(Collected data)
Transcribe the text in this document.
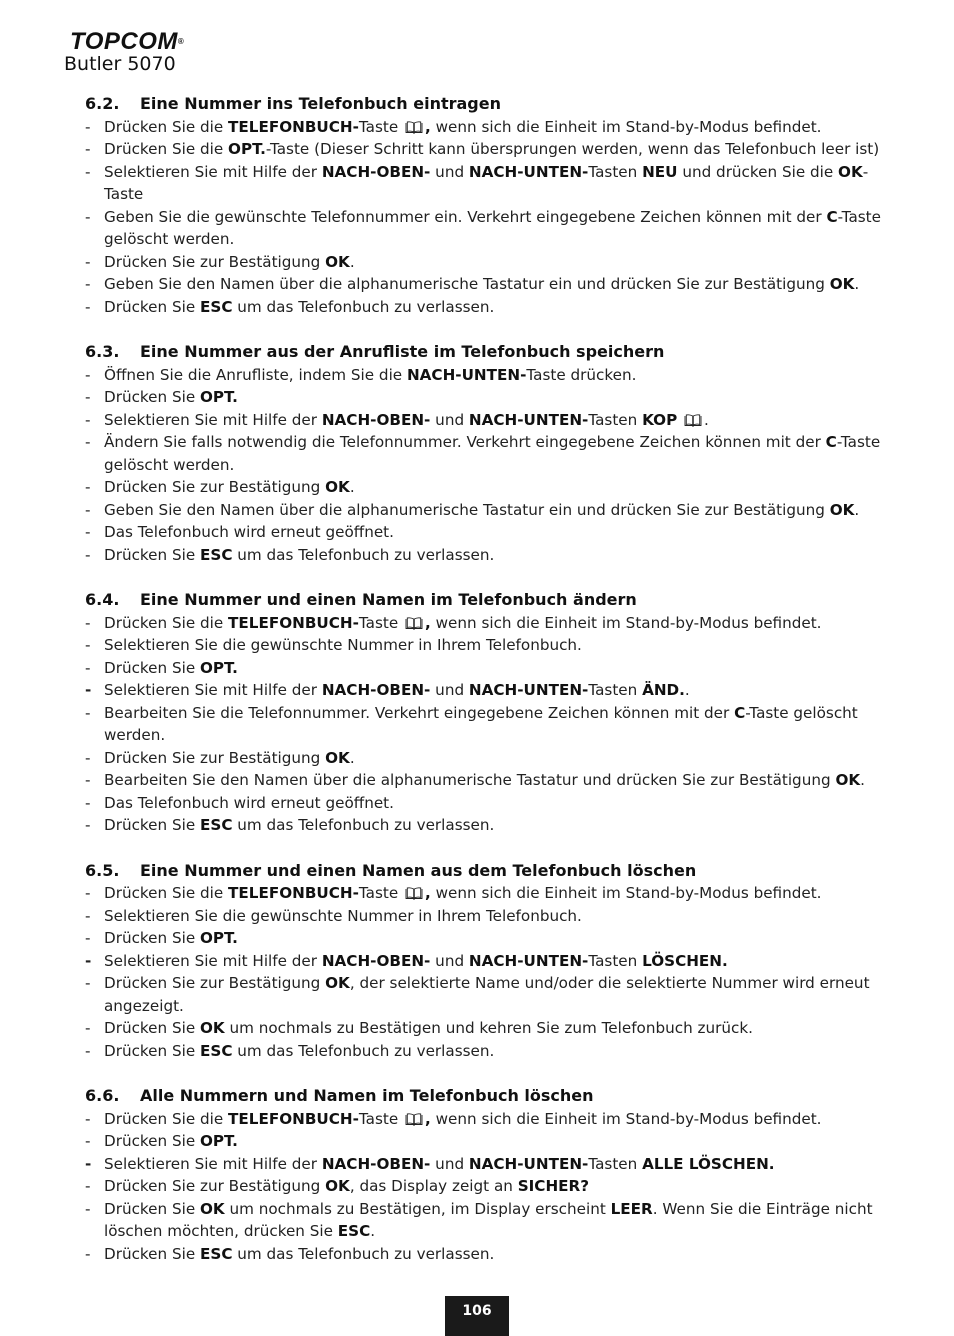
TOPCOM®
Butler 5070
6.2.	Eine Nummer ins Telefonbuch eintragen
- Drücken Sie die TELEFONBUCH-Taste
, wenn sich die Einheit im Stand-by-Modus befindet.
- Drücken Sie die OPT.-Taste (Dieser Schritt kann übersprungen werden, wenn das Telefonbuch leer ist)
- Selektieren Sie mit Hilfe der NACH-OBEN- und NACH-UNTEN-Tasten NEU und drücken Sie die OK-Taste
- Geben Sie die gewünschte Telefonnummer ein. Verkehrt eingegebene Zeichen können mit der C-Taste gelöscht werden.
- Drücken Sie zur Bestätigung OK.
- Geben Sie den Namen über die alphanumerische Tastatur ein und drücken Sie zur Bestätigung OK.
- Drücken Sie ESC um das Telefonbuch zu verlassen.
6.3.	Eine Nummer aus der Anrufliste im Telefonbuch speichern
- Öffnen Sie die Anrufliste, indem Sie die NACH-UNTEN-Taste drücken.
- Drücken Sie OPT.
- Selektieren Sie mit Hilfe der NACH-OBEN- und NACH-UNTEN-Tasten KOP .
- Ändern Sie falls notwendig die Telefonnummer. Verkehrt eingegebene Zeichen können mit der C-Taste gelöscht werden.
- Drücken Sie zur Bestätigung OK.
- Geben Sie den Namen über die alphanumerische Tastatur ein und drücken Sie zur Bestätigung OK.
- Das Telefonbuch wird erneut geöffnet.
- Drücken Sie ESC um das Telefonbuch zu verlassen.
6.4.	Eine Nummer und einen Namen im Telefonbuch ändern
- Drücken Sie die TELEFONBUCH-Taste
, wenn sich die Einheit im Stand-by-Modus befindet.
- Selektieren Sie die gewünschte Nummer in Ihrem Telefonbuch.
- Drücken Sie OPT.
- Selektieren Sie mit Hilfe der NACH-OBEN- und NACH-UNTEN-Tasten ÄND..
- Bearbeiten Sie die Telefonnummer. Verkehrt eingegebene Zeichen können mit der C-Taste gelöscht werden.
- Drücken Sie zur Bestätigung OK.
- Bearbeiten Sie den Namen über die alphanumerische Tastatur und drücken Sie zur Bestätigung OK.
- Das Telefonbuch wird erneut geöffnet.
- Drücken Sie ESC um das Telefonbuch zu verlassen.
6.5.	Eine Nummer und einen Namen aus dem Telefonbuch löschen
- Drücken Sie die TELEFONBUCH-Taste
, wenn sich die Einheit im Stand-by-Modus befindet.
- Selektieren Sie die gewünschte Nummer in Ihrem Telefonbuch.
- Drücken Sie OPT.
- Selektieren Sie mit Hilfe der NACH-OBEN- und NACH-UNTEN-Tasten LÖSCHEN.
- Drücken Sie zur Bestätigung OK, der selektierte Name und/oder die selektierte Nummer wird erneut angezeigt.
- Drücken Sie OK um nochmals zu Bestätigen und kehren Sie zum Telefonbuch zurück.
- Drücken Sie ESC um das Telefonbuch zu verlassen.
6.6.	Alle Nummern und Namen im Telefonbuch löschen
- Drücken Sie die TELEFONBUCH-Taste
, wenn sich die Einheit im Stand-by-Modus befindet.
- Drücken Sie OPT.
- Selektieren Sie mit Hilfe der NACH-OBEN- und NACH-UNTEN-Tasten ALLE LÖSCHEN.
- Drücken Sie zur Bestätigung OK, das Display zeigt an SICHER?
- Drücken Sie OK um nochmals zu Bestätigen, im Display erscheint LEER. Wenn Sie die Einträge nicht löschen möchten, drücken Sie ESC.
- Drücken Sie ESC um das Telefonbuch zu verlassen.
106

* Set task *
Keep the pictures out of the copy and write out the data exactly as it stands.

* Finished exercise *
Transcribe the text in this document.
TOPCOM®
Butler 5070
6.2.	Eine Nummer ins Telefonbuch eintragen
- Drücken Sie die TELEFONBUCH-Taste
, wenn sich die Einheit im Stand-by-Modus befindet.
- Drücken Sie die OPT.-Taste (Dieser Schritt kann übersprungen werden, wenn das Telefonbuch leer ist)
- Selektieren Sie mit Hilfe der NACH-OBEN- und NACH-UNTEN-Tasten NEU und drücken Sie die OK-Taste
- Geben Sie die gewünschte Telefonnummer ein. Verkehrt eingegebene Zeichen können mit der C-Taste gelöscht werden.
- Drücken Sie zur Bestätigung OK.
- Geben Sie den Namen über die alphanumerische Tastatur ein und drücken Sie zur Bestätigung OK.
- Drücken Sie ESC um das Telefonbuch zu verlassen.
6.3.	Eine Nummer aus der Anrufliste im Telefonbuch speichern
- Öffnen Sie die Anrufliste, indem Sie die NACH-UNTEN-Taste drücken.
- Drücken Sie OPT.
- Selektieren Sie mit Hilfe der NACH-OBEN- und NACH-UNTEN-Tasten KOP .
- Ändern Sie falls notwendig die Telefonnummer. Verkehrt eingegebene Zeichen können mit der C-Taste gelöscht werden.
- Drücken Sie zur Bestätigung OK.
- Geben Sie den Namen über die alphanumerische Tastatur ein und drücken Sie zur Bestätigung OK.
- Das Telefonbuch wird erneut geöffnet.
- Drücken Sie ESC um das Telefonbuch zu verlassen.
6.4.	Eine Nummer und einen Namen im Telefonbuch ändern
- Drücken Sie die TELEFONBUCH-Taste
, wenn sich die Einheit im Stand-by-Modus befindet.
- Selektieren Sie die gewünschte Nummer in Ihrem Telefonbuch.
- Drücken Sie OPT.
- Selektieren Sie mit Hilfe der NACH-OBEN- und NACH-UNTEN-Tasten ÄND..
- Bearbeiten Sie die Telefonnummer. Verkehrt eingegebene Zeichen können mit der C-Taste gelöscht werden.
- Drücken Sie zur Bestätigung OK.
- Bearbeiten Sie den Namen über die alphanumerische Tastatur und drücken Sie zur Bestätigung OK.
- Das Telefonbuch wird erneut geöffnet.
- Drücken Sie ESC um das Telefonbuch zu verlassen.
6.5.	Eine Nummer und einen Namen aus dem Telefonbuch löschen
- Drücken Sie die TELEFONBUCH-Taste
, wenn sich die Einheit im Stand-by-Modus befindet.
- Selektieren Sie die gewünschte Nummer in Ihrem Telefonbuch.
- Drücken Sie OPT.
- Selektieren Sie mit Hilfe der NACH-OBEN- und NACH-UNTEN-Tasten LÖSCHEN.
- Drücken Sie zur Bestätigung OK, der selektierte Name und/oder die selektierte Nummer wird erneut angezeigt.
- Drücken Sie OK um nochmals zu Bestätigen und kehren Sie zum Telefonbuch zurück.
- Drücken Sie ESC um das Telefonbuch zu verlassen.
6.6.	Alle Nummern und Namen im Telefonbuch löschen
- Drücken Sie die TELEFONBUCH-Taste
, wenn sich die Einheit im Stand-by-Modus befindet.
- Drücken Sie OPT.
- Selektieren Sie mit Hilfe der NACH-OBEN- und NACH-UNTEN-Tasten ALLE LÖSCHEN.
- Drücken Sie zur Bestätigung OK, das Display zeigt an SICHER?
- Drücken Sie OK um nochmals zu Bestätigen, im Display erscheint LEER. Wenn Sie die Einträge nicht löschen möchten, drücken Sie ESC.
- Drücken Sie ESC um das Telefonbuch zu verlassen.
106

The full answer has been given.